__Material shown__
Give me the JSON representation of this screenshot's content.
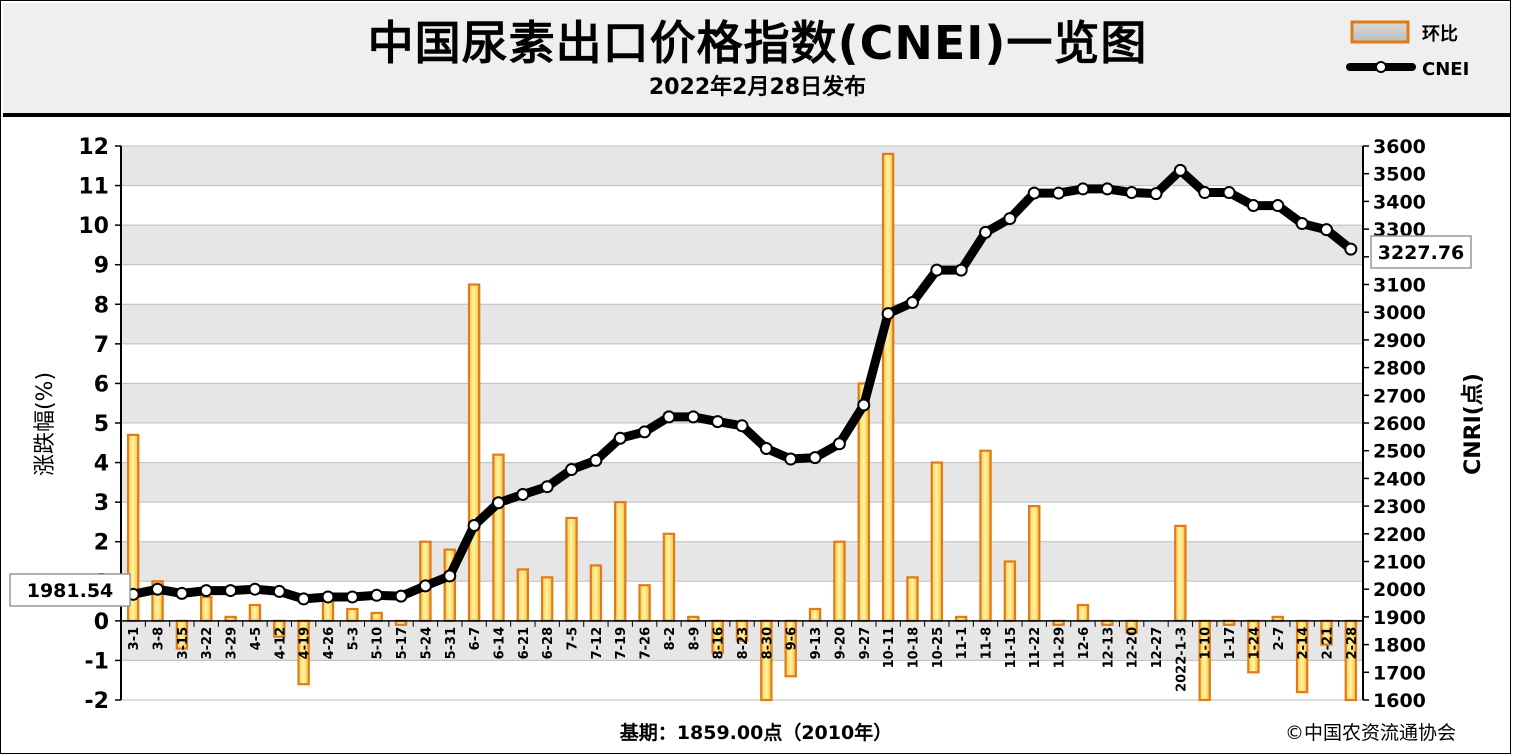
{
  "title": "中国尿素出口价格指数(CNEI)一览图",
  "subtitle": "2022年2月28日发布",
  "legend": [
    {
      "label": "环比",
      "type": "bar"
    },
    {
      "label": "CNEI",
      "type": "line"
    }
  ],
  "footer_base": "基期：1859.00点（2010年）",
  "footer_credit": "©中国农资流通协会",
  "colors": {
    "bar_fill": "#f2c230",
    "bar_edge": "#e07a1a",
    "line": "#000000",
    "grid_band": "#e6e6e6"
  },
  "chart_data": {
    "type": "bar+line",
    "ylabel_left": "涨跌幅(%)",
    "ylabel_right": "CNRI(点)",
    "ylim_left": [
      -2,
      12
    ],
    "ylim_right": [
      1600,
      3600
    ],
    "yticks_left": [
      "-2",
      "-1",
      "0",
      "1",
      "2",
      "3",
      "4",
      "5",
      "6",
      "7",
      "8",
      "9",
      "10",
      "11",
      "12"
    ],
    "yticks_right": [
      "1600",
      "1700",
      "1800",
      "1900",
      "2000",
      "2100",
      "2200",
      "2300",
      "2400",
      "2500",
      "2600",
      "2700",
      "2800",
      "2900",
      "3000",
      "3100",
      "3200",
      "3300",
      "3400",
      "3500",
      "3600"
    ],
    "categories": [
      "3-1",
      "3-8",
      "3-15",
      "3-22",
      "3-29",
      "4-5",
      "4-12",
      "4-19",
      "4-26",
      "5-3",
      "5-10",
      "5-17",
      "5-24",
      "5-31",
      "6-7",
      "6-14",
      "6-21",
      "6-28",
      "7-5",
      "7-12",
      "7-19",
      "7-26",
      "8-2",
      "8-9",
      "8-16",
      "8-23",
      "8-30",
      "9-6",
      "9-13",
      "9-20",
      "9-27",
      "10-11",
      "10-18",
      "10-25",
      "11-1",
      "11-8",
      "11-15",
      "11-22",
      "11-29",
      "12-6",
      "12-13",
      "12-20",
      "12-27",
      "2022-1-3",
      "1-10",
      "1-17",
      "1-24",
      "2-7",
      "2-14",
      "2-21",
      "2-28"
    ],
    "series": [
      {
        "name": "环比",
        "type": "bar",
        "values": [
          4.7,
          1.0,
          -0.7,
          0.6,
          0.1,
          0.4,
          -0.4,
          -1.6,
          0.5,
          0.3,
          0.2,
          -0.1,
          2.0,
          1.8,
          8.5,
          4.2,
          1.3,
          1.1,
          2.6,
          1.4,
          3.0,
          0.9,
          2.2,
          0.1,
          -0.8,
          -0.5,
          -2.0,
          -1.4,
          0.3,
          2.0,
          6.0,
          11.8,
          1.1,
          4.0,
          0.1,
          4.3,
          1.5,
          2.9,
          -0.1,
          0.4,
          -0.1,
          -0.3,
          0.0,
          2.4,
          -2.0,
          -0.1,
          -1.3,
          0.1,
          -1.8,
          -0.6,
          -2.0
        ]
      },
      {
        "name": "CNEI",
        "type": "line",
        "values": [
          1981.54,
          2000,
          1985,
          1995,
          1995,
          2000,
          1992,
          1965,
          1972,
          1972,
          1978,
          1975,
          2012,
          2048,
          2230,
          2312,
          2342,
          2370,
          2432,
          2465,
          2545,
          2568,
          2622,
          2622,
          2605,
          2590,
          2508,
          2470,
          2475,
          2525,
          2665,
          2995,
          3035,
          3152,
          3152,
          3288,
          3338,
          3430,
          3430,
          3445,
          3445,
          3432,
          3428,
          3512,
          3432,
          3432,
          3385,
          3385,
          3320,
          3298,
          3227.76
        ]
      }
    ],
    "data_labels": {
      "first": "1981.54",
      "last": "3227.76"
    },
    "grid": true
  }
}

__Exercise requirements__
Pictures are to be left out; the records above must be repeated word for word.

__Task answer__
Give me the JSON representation of this screenshot's content.
{
  "title": "中国尿素出口价格指数(CNEI)一览图",
  "subtitle": "2022年2月28日发布",
  "legend": [
    {
      "label": "环比",
      "type": "bar"
    },
    {
      "label": "CNEI",
      "type": "line"
    }
  ],
  "footer_base": "基期：1859.00点（2010年）",
  "footer_credit": "©中国农资流通协会",
  "colors": {
    "bar_fill": "#f2c230",
    "bar_edge": "#e07a1a",
    "line": "#000000",
    "grid_band": "#e6e6e6"
  },
  "chart_data": {
    "type": "bar+line",
    "ylabel_left": "涨跌幅(%)",
    "ylabel_right": "CNRI(点)",
    "ylim_left": [
      -2,
      12
    ],
    "ylim_right": [
      1600,
      3600
    ],
    "yticks_left": [
      "-2",
      "-1",
      "0",
      "1",
      "2",
      "3",
      "4",
      "5",
      "6",
      "7",
      "8",
      "9",
      "10",
      "11",
      "12"
    ],
    "yticks_right": [
      "1600",
      "1700",
      "1800",
      "1900",
      "2000",
      "2100",
      "2200",
      "2300",
      "2400",
      "2500",
      "2600",
      "2700",
      "2800",
      "2900",
      "3000",
      "3100",
      "3200",
      "3300",
      "3400",
      "3500",
      "3600"
    ],
    "categories": [
      "3-1",
      "3-8",
      "3-15",
      "3-22",
      "3-29",
      "4-5",
      "4-12",
      "4-19",
      "4-26",
      "5-3",
      "5-10",
      "5-17",
      "5-24",
      "5-31",
      "6-7",
      "6-14",
      "6-21",
      "6-28",
      "7-5",
      "7-12",
      "7-19",
      "7-26",
      "8-2",
      "8-9",
      "8-16",
      "8-23",
      "8-30",
      "9-6",
      "9-13",
      "9-20",
      "9-27",
      "10-11",
      "10-18",
      "10-25",
      "11-1",
      "11-8",
      "11-15",
      "11-22",
      "11-29",
      "12-6",
      "12-13",
      "12-20",
      "12-27",
      "2022-1-3",
      "1-10",
      "1-17",
      "1-24",
      "2-7",
      "2-14",
      "2-21",
      "2-28"
    ],
    "series": [
      {
        "name": "环比",
        "type": "bar",
        "values": [
          4.7,
          1.0,
          -0.7,
          0.6,
          0.1,
          0.4,
          -0.4,
          -1.6,
          0.5,
          0.3,
          0.2,
          -0.1,
          2.0,
          1.8,
          8.5,
          4.2,
          1.3,
          1.1,
          2.6,
          1.4,
          3.0,
          0.9,
          2.2,
          0.1,
          -0.8,
          -0.5,
          -2.0,
          -1.4,
          0.3,
          2.0,
          6.0,
          11.8,
          1.1,
          4.0,
          0.1,
          4.3,
          1.5,
          2.9,
          -0.1,
          0.4,
          -0.1,
          -0.3,
          0.0,
          2.4,
          -2.0,
          -0.1,
          -1.3,
          0.1,
          -1.8,
          -0.6,
          -2.0
        ]
      },
      {
        "name": "CNEI",
        "type": "line",
        "values": [
          1981.54,
          2000,
          1985,
          1995,
          1995,
          2000,
          1992,
          1965,
          1972,
          1972,
          1978,
          1975,
          2012,
          2048,
          2230,
          2312,
          2342,
          2370,
          2432,
          2465,
          2545,
          2568,
          2622,
          2622,
          2605,
          2590,
          2508,
          2470,
          2475,
          2525,
          2665,
          2995,
          3035,
          3152,
          3152,
          3288,
          3338,
          3430,
          3430,
          3445,
          3445,
          3432,
          3428,
          3512,
          3432,
          3432,
          3385,
          3385,
          3320,
          3298,
          3227.76
        ]
      }
    ],
    "data_labels": {
      "first": "1981.54",
      "last": "3227.76"
    },
    "grid": true
  }
}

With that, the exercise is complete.